Copy out the listing exactly.

# start of TASK INPUT

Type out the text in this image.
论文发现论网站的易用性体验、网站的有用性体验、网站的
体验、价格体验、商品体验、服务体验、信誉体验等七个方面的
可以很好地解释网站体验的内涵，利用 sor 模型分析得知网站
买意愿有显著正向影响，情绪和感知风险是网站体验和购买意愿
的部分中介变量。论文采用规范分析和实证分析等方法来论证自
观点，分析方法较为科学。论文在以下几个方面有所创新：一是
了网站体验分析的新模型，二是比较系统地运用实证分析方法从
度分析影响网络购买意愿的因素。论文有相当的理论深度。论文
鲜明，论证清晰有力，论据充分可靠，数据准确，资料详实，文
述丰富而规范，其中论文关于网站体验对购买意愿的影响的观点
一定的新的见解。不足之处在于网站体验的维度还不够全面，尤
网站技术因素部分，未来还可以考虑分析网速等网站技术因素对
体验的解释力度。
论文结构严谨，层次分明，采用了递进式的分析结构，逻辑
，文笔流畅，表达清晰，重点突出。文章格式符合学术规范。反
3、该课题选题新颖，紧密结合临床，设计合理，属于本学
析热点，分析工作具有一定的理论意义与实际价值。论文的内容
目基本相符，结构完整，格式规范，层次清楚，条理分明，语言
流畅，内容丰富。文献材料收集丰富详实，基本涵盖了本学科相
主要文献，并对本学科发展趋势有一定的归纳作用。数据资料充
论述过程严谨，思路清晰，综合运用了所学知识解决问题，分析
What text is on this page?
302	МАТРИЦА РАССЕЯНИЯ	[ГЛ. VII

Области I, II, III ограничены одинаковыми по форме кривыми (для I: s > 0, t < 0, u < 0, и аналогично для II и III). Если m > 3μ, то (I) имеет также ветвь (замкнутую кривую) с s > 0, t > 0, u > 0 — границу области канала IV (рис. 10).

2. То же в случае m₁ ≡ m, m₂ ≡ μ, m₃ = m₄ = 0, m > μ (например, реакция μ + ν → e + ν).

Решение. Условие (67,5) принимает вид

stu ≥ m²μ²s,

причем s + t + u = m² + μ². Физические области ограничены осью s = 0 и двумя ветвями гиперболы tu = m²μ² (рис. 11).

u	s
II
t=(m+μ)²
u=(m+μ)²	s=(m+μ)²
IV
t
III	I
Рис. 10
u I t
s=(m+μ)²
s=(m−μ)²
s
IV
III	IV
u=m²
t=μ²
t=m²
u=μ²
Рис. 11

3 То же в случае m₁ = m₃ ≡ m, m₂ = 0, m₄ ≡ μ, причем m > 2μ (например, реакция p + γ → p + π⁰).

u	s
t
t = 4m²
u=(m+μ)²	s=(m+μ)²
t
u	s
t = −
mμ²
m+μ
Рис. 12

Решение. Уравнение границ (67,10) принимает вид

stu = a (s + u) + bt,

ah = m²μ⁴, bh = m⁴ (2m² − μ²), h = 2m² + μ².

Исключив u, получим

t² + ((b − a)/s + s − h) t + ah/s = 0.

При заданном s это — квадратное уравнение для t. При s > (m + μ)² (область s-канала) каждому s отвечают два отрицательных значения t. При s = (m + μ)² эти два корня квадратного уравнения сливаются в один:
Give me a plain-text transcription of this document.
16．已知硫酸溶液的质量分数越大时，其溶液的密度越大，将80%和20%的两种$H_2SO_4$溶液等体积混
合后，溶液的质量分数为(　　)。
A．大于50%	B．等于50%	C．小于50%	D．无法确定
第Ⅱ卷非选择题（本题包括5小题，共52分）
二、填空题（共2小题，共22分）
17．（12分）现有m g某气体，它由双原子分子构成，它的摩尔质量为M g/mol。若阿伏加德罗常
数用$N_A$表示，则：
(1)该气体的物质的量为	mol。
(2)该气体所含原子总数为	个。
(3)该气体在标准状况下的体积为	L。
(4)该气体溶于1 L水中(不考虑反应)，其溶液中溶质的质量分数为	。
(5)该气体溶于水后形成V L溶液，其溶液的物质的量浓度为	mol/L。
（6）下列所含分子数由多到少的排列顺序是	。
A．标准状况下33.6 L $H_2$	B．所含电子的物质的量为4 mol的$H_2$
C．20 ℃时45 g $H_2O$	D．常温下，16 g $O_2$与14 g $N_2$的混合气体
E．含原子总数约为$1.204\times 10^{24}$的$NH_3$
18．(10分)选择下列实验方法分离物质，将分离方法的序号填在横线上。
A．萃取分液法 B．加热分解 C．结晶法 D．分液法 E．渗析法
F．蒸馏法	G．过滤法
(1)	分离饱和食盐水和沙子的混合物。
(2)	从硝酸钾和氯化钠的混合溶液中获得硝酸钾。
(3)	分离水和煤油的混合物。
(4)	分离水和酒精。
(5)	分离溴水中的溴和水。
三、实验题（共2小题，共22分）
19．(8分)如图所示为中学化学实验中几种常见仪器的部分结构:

# end of TASK INPUT

ANSWER TO THE EXERCISE>
Type out the text in this image.
论文发现论网站的易用性体验、网站的有用性体验、网站的
体验、价格体验、商品体验、服务体验、信誉体验等七个方面的
可以很好地解释网站体验的内涵，利用 sor 模型分析得知网站
买意愿有显著正向影响，情绪和感知风险是网站体验和购买意愿
的部分中介变量。论文采用规范分析和实证分析等方法来论证自
观点，分析方法较为科学。论文在以下几个方面有所创新：一是
了网站体验分析的新模型，二是比较系统地运用实证分析方法从
度分析影响网络购买意愿的因素。论文有相当的理论深度。论文
鲜明，论证清晰有力，论据充分可靠，数据准确，资料详实，文
述丰富而规范，其中论文关于网站体验对购买意愿的影响的观点
一定的新的见解。不足之处在于网站体验的维度还不够全面，尤
网站技术因素部分，未来还可以考虑分析网速等网站技术因素对
体验的解释力度。
论文结构严谨，层次分明，采用了递进式的分析结构，逻辑
，文笔流畅，表达清晰，重点突出。文章格式符合学术规范。反
3、该课题选题新颖，紧密结合临床，设计合理，属于本学
析热点，分析工作具有一定的理论意义与实际价值。论文的内容
目基本相符，结构完整，格式规范，层次清楚，条理分明，语言
流畅，内容丰富。文献材料收集丰富详实，基本涵盖了本学科相
主要文献，并对本学科发展趋势有一定的归纳作用。数据资料充
论述过程严谨，思路清晰，综合运用了所学知识解决问题，分析
What text is on this page?
302	МАТРИЦА РАССЕЯНИЯ	[ГЛ. VII

Области I, II, III ограничены одинаковыми по форме кривыми (для I: s > 0, t < 0, u < 0, и аналогично для II и III). Если m > 3μ, то (I) имеет также ветвь (замкнутую кривую) с s > 0, t > 0, u > 0 — границу области канала IV (рис. 10).

2. То же в случае m₁ ≡ m, m₂ ≡ μ, m₃ = m₄ = 0, m > μ (например, реакция μ + ν → e + ν).

Решение. Условие (67,5) принимает вид

stu ≥ m²μ²s,

причем s + t + u = m² + μ². Физические области ограничены осью s = 0 и двумя ветвями гиперболы tu = m²μ² (рис. 11).

u	s
II
t=(m+μ)²
u=(m+μ)²	s=(m+μ)²
IV
t
III	I
Рис. 10
u I t
s=(m+μ)²
s=(m−μ)²
s
IV
III	IV
u=m²
t=μ²
t=m²
u=μ²
Рис. 11

3 То же в случае m₁ = m₃ ≡ m, m₂ = 0, m₄ ≡ μ, причем m > 2μ (например, реакция p + γ → p + π⁰).

u	s
t
t = 4m²
u=(m+μ)²	s=(m+μ)²
t
u	s
t = −
mμ²
m+μ
Рис. 12

Решение. Уравнение границ (67,10) принимает вид

stu = a (s + u) + bt,

ah = m²μ⁴, bh = m⁴ (2m² − μ²), h = 2m² + μ².

Исключив u, получим

t² + ((b − a)/s + s − h) t + ah/s = 0.

При заданном s это — квадратное уравнение для t. При s > (m + μ)² (область s-канала) каждому s отвечают два отрицательных значения t. При s = (m + μ)² эти два корня квадратного уравнения сливаются в один:
Give me a plain-text transcription of this document.
16．已知硫酸溶液的质量分数越大时，其溶液的密度越大，将80%和20%的两种$H_2SO_4$溶液等体积混
合后，溶液的质量分数为(　　)。
A．大于50%	B．等于50%	C．小于50%	D．无法确定
第Ⅱ卷非选择题（本题包括5小题，共52分）
二、填空题（共2小题，共22分）
17．（12分）现有m g某气体，它由双原子分子构成，它的摩尔质量为M g/mol。若阿伏加德罗常
数用$N_A$表示，则：
(1)该气体的物质的量为	mol。
(2)该气体所含原子总数为	个。
(3)该气体在标准状况下的体积为	L。
(4)该气体溶于1 L水中(不考虑反应)，其溶液中溶质的质量分数为	。
(5)该气体溶于水后形成V L溶液，其溶液的物质的量浓度为	mol/L。
（6）下列所含分子数由多到少的排列顺序是	。
A．标准状况下33.6 L $H_2$	B．所含电子的物质的量为4 mol的$H_2$
C．20 ℃时45 g $H_2O$	D．常温下，16 g $O_2$与14 g $N_2$的混合气体
E．含原子总数约为$1.204\times 10^{24}$的$NH_3$
18．(10分)选择下列实验方法分离物质，将分离方法的序号填在横线上。
A．萃取分液法 B．加热分解 C．结晶法 D．分液法 E．渗析法
F．蒸馏法	G．过滤法
(1)	分离饱和食盐水和沙子的混合物。
(2)	从硝酸钾和氯化钠的混合溶液中获得硝酸钾。
(3)	分离水和煤油的混合物。
(4)	分离水和酒精。
(5)	分离溴水中的溴和水。
三、实验题（共2小题，共22分）
19．(8分)如图所示为中学化学实验中几种常见仪器的部分结构:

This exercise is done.